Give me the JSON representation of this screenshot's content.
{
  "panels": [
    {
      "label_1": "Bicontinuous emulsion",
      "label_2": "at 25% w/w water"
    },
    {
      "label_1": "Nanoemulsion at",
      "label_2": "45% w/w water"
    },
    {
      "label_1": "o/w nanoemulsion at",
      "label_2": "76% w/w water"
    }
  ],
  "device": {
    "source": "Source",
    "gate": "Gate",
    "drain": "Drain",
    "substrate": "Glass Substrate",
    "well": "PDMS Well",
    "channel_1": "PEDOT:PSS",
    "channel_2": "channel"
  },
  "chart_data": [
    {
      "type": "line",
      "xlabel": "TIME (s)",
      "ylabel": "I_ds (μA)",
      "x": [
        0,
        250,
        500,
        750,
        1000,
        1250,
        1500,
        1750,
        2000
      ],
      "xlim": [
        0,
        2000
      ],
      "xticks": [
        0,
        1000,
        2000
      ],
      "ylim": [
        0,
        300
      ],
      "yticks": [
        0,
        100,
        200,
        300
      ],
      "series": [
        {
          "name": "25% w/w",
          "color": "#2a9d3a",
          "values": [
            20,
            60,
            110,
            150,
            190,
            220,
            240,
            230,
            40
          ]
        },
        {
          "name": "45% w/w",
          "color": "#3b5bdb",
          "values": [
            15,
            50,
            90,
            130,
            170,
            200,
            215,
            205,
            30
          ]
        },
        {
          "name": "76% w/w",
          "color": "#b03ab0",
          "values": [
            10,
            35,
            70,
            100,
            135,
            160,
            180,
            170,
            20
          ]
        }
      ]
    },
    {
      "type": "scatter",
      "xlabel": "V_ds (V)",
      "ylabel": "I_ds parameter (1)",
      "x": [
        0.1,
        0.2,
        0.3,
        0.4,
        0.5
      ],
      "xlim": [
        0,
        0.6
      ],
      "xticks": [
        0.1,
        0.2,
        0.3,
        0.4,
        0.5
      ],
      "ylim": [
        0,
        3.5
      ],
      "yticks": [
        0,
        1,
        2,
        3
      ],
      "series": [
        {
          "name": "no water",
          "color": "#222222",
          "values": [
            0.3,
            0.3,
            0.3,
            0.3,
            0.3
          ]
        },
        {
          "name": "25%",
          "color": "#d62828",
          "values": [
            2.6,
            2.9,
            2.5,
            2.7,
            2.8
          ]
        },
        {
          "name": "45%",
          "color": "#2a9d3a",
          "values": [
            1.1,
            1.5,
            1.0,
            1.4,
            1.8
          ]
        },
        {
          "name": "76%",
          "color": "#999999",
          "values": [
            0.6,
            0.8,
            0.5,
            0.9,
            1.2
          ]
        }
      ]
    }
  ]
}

WHAT YOU SHOULD DO: Pull out each record as written and restate it exactly.

RESULT OF THE EXERCISE:
Give me the JSON representation of this screenshot's content.
{
  "panels": [
    {
      "label_1": "Bicontinuous emulsion",
      "label_2": "at 25% w/w water"
    },
    {
      "label_1": "Nanoemulsion at",
      "label_2": "45% w/w water"
    },
    {
      "label_1": "o/w nanoemulsion at",
      "label_2": "76% w/w water"
    }
  ],
  "device": {
    "source": "Source",
    "gate": "Gate",
    "drain": "Drain",
    "substrate": "Glass Substrate",
    "well": "PDMS Well",
    "channel_1": "PEDOT:PSS",
    "channel_2": "channel"
  },
  "chart_data": [
    {
      "type": "line",
      "xlabel": "TIME (s)",
      "ylabel": "I_ds (μA)",
      "x": [
        0,
        250,
        500,
        750,
        1000,
        1250,
        1500,
        1750,
        2000
      ],
      "xlim": [
        0,
        2000
      ],
      "xticks": [
        0,
        1000,
        2000
      ],
      "ylim": [
        0,
        300
      ],
      "yticks": [
        0,
        100,
        200,
        300
      ],
      "series": [
        {
          "name": "25% w/w",
          "color": "#2a9d3a",
          "values": [
            20,
            60,
            110,
            150,
            190,
            220,
            240,
            230,
            40
          ]
        },
        {
          "name": "45% w/w",
          "color": "#3b5bdb",
          "values": [
            15,
            50,
            90,
            130,
            170,
            200,
            215,
            205,
            30
          ]
        },
        {
          "name": "76% w/w",
          "color": "#b03ab0",
          "values": [
            10,
            35,
            70,
            100,
            135,
            160,
            180,
            170,
            20
          ]
        }
      ]
    },
    {
      "type": "scatter",
      "xlabel": "V_ds (V)",
      "ylabel": "I_ds parameter (1)",
      "x": [
        0.1,
        0.2,
        0.3,
        0.4,
        0.5
      ],
      "xlim": [
        0,
        0.6
      ],
      "xticks": [
        0.1,
        0.2,
        0.3,
        0.4,
        0.5
      ],
      "ylim": [
        0,
        3.5
      ],
      "yticks": [
        0,
        1,
        2,
        3
      ],
      "series": [
        {
          "name": "no water",
          "color": "#222222",
          "values": [
            0.3,
            0.3,
            0.3,
            0.3,
            0.3
          ]
        },
        {
          "name": "25%",
          "color": "#d62828",
          "values": [
            2.6,
            2.9,
            2.5,
            2.7,
            2.8
          ]
        },
        {
          "name": "45%",
          "color": "#2a9d3a",
          "values": [
            1.1,
            1.5,
            1.0,
            1.4,
            1.8
          ]
        },
        {
          "name": "76%",
          "color": "#999999",
          "values": [
            0.6,
            0.8,
            0.5,
            0.9,
            1.2
          ]
        }
      ]
    }
  ]
}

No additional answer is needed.